:: Description of the task ::
Write the data below out exactly as it stands. Do not include the pictures.

(Recorded data)

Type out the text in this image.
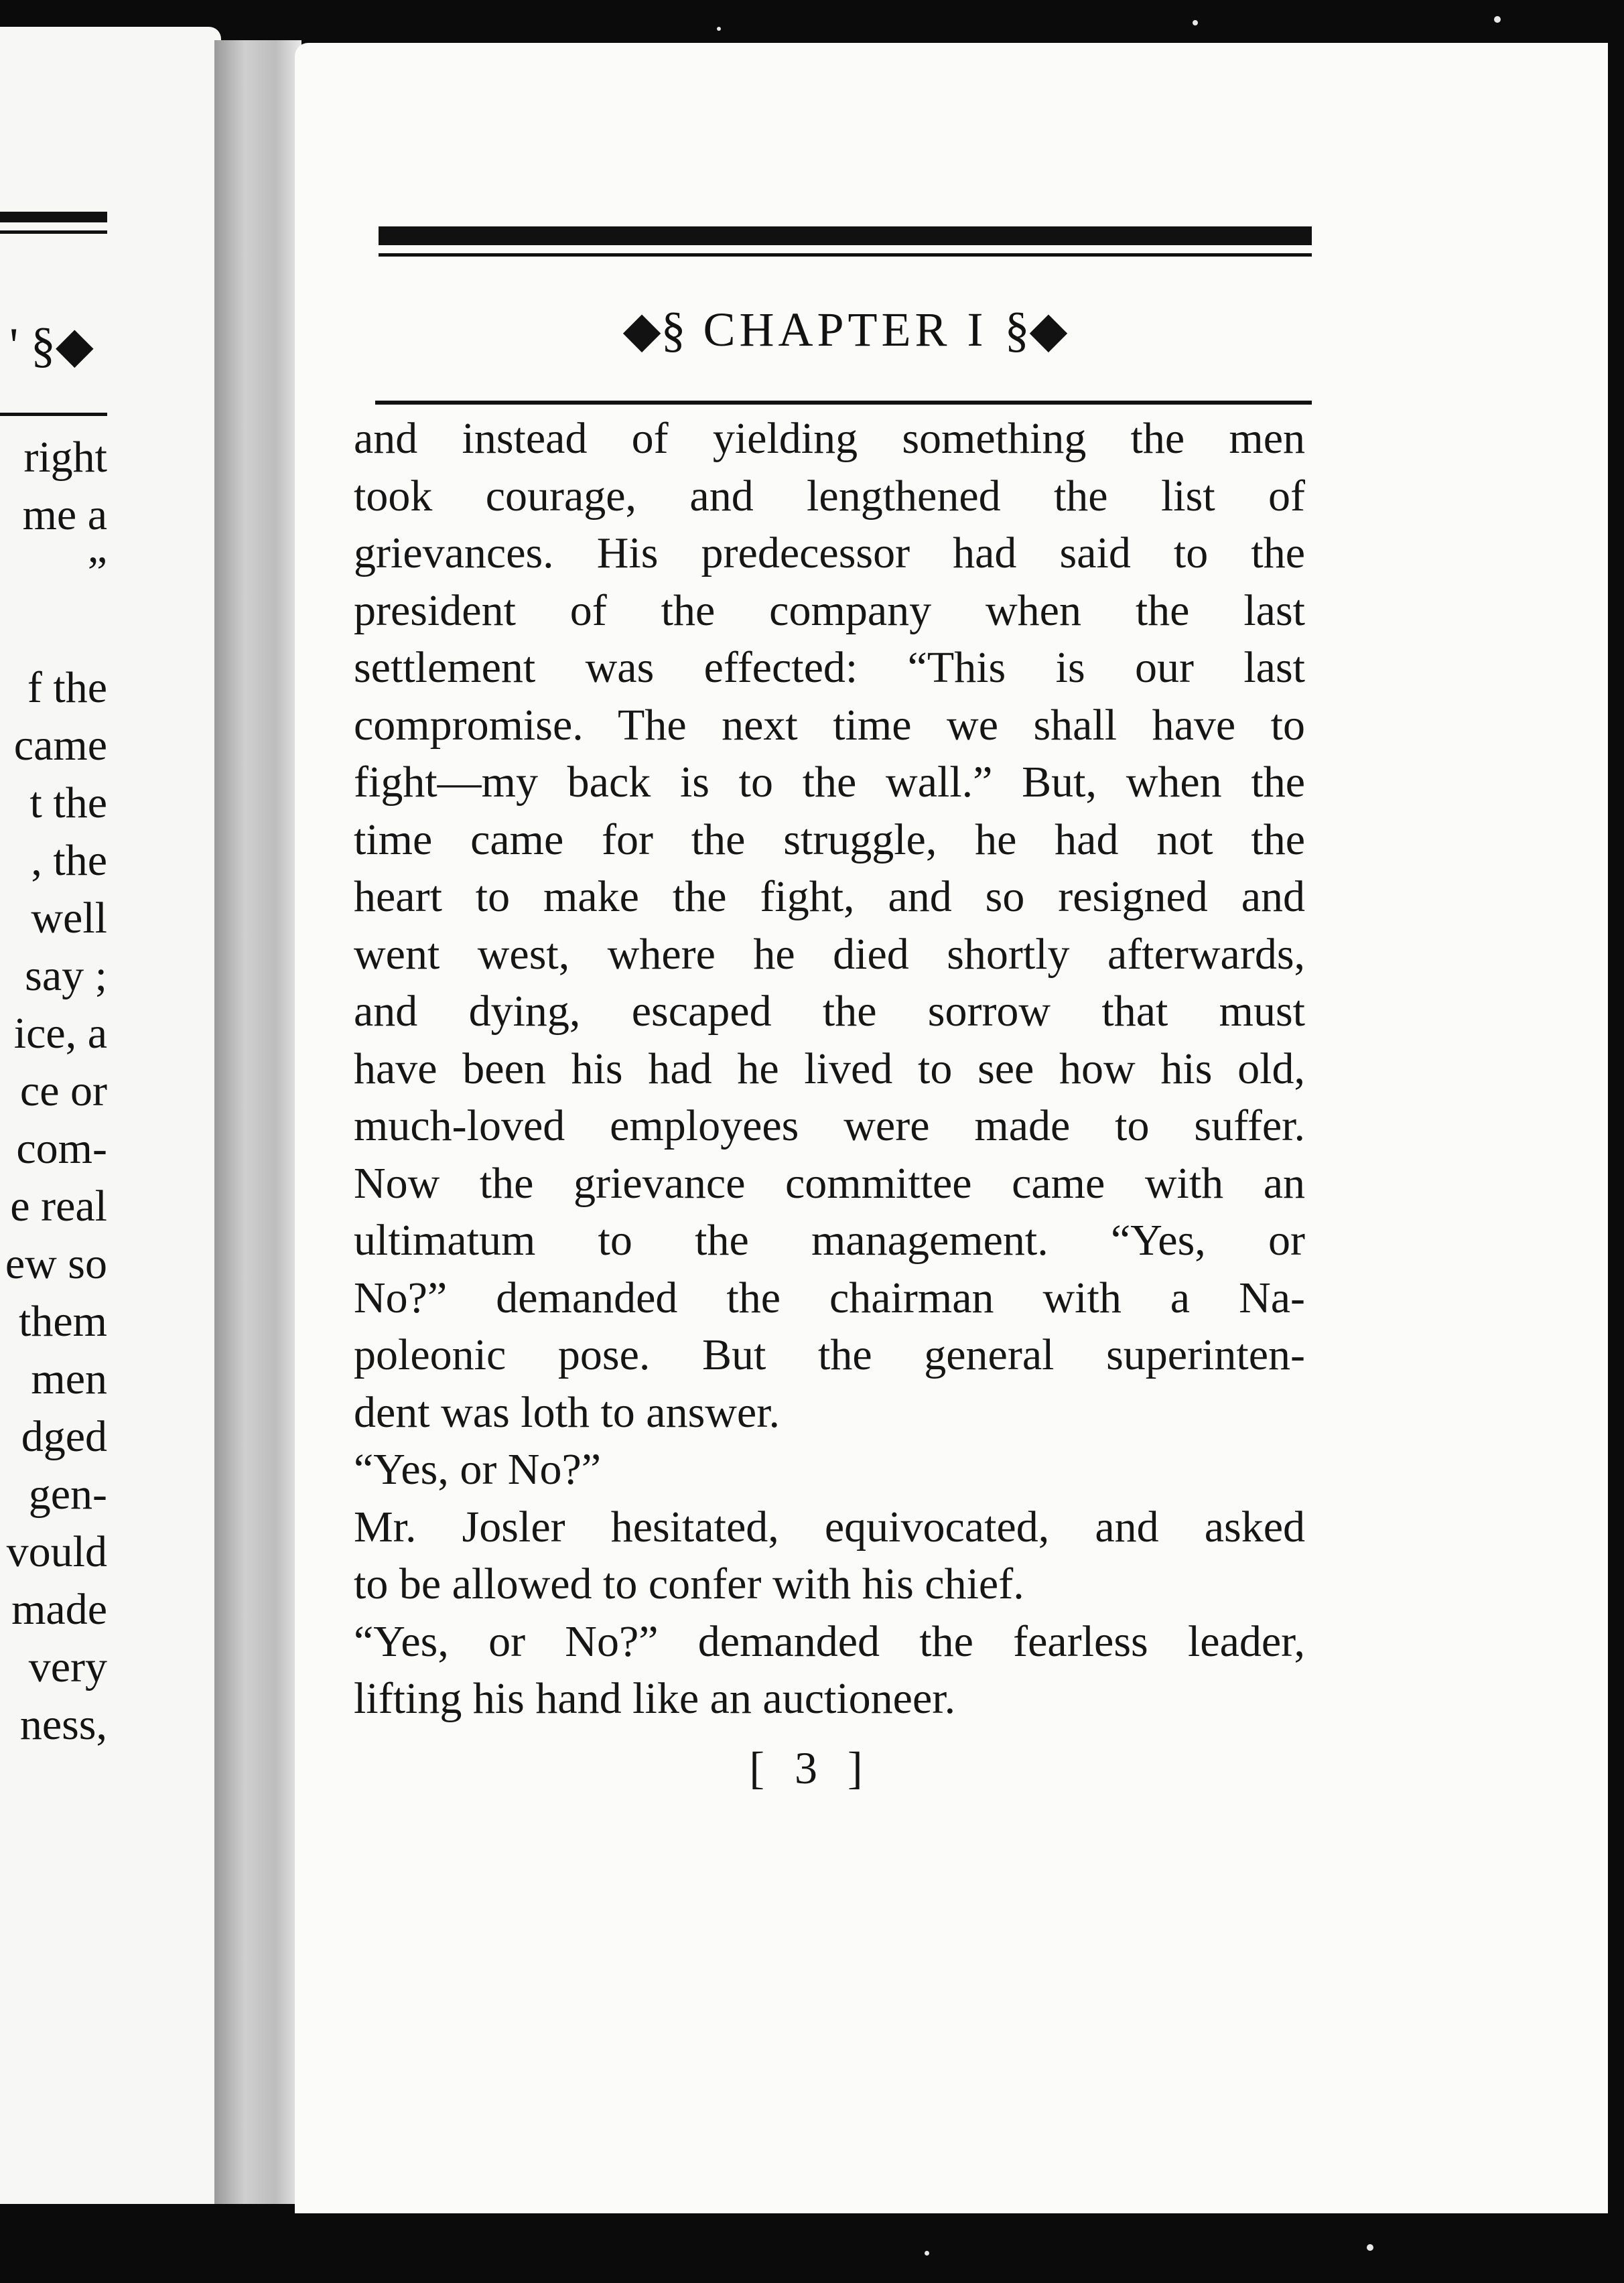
' §◆
right
me a
”
f the
came
t the
, the
well
say ;
ice, a
ce or
com-
e real
ew so
them
men
dged
gen-
vould
made
very
ness,
◆§ CHAPTER I §◆
and instead of yielding something the men
took courage, and lengthened the list of
grievances. His predecessor had said to the
president of the company when the last
settlement was effected: “This is our last
compromise. The next time we shall have to
fight—my back is to the wall.” But, when the
time came for the struggle, he had not the
heart to make the fight, and so resigned and
went west, where he died shortly afterwards,
and dying, escaped the sorrow that must
have been his had he lived to see how his old,
much-loved employees were made to suffer.
Now the grievance committee came with an
ultimatum to the management. “Yes, or
No?” demanded the chairman with a Na-
poleonic pose. But the general superinten-
dent was loth to answer.
“Yes, or No?”
Mr. Josler hesitated, equivocated, and asked
to be allowed to confer with his chief.
“Yes, or No?” demanded the fearless leader,
lifting his hand like an auctioneer.
[ 3 ]
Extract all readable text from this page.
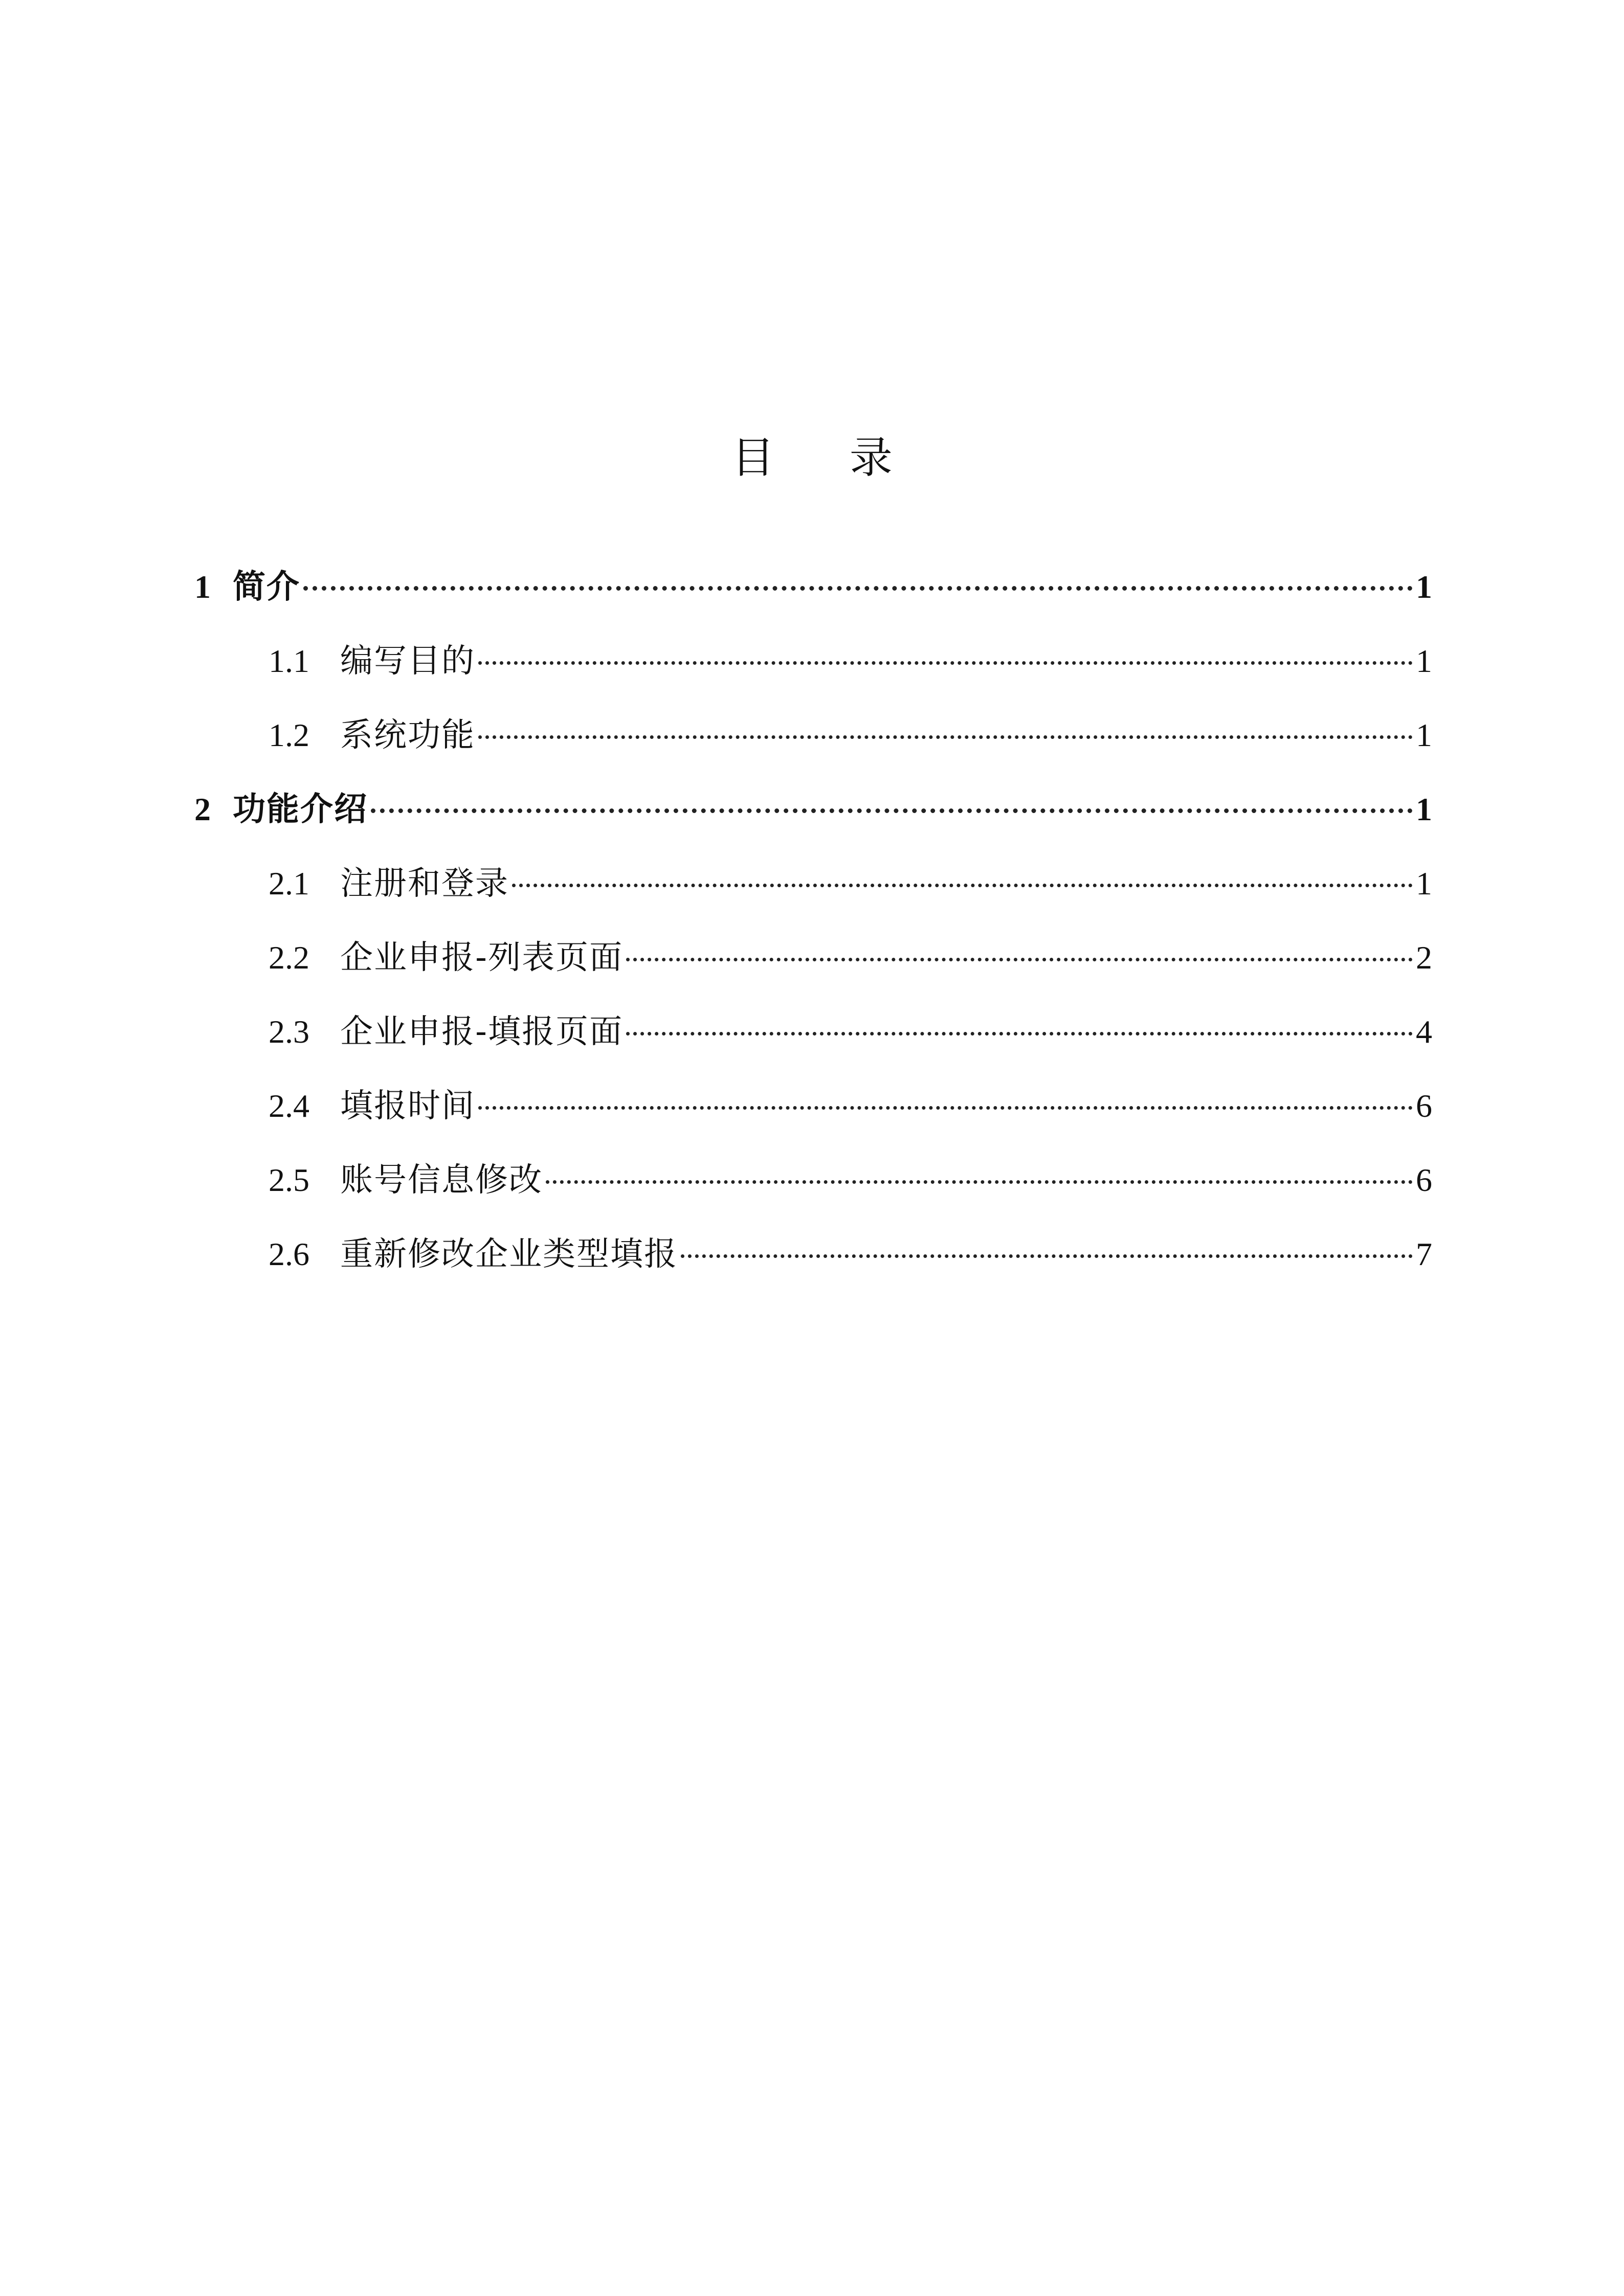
目 录
1 简介	1
1.1 编写目的	1
1.2 系统功能	1
2 功能介绍	1
2.1 注册和登录	1
2.2 企业申报-列表页面	2
2.3 企业申报-填报页面	4
2.4 填报时间	6
2.5 账号信息修改	6
2.6 重新修改企业类型填报	7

:: Answer to the task ::
Type out the text in this image.
' §◆
right
me a
”
f the
came
t the
, the
well
say ;
ice, a
ce or
com-
e real
ew so
them
men
dged
gen-
vould
made
very
ness,
◆§ CHAPTER I §◆
and instead of yielding something the men
took courage, and lengthened the list of
grievances. His predecessor had said to the
president of the company when the last
settlement was effected: “This is our last
compromise. The next time we shall have to
fight—my back is to the wall.” But, when the
time came for the struggle, he had not the
heart to make the fight, and so resigned and
went west, where he died shortly afterwards,
and dying, escaped the sorrow that must
have been his had he lived to see how his old,
much-loved employees were made to suffer.
Now the grievance committee came with an
ultimatum to the management. “Yes, or
No?” demanded the chairman with a Na-
poleonic pose. But the general superinten-
dent was loth to answer.
“Yes, or No?”
Mr. Josler hesitated, equivocated, and asked
to be allowed to confer with his chief.
“Yes, or No?” demanded the fearless leader,
lifting his hand like an auctioneer.
[ 3 ]
Extract all readable text from this page.
目 录
1 简介	1
1.1 编写目的	1
1.2 系统功能	1
2 功能介绍	1
2.1 注册和登录	1
2.2 企业申报-列表页面	2
2.3 企业申报-填报页面	4
2.4 填报时间	6
2.5 账号信息修改	6
2.6 重新修改企业类型填报	7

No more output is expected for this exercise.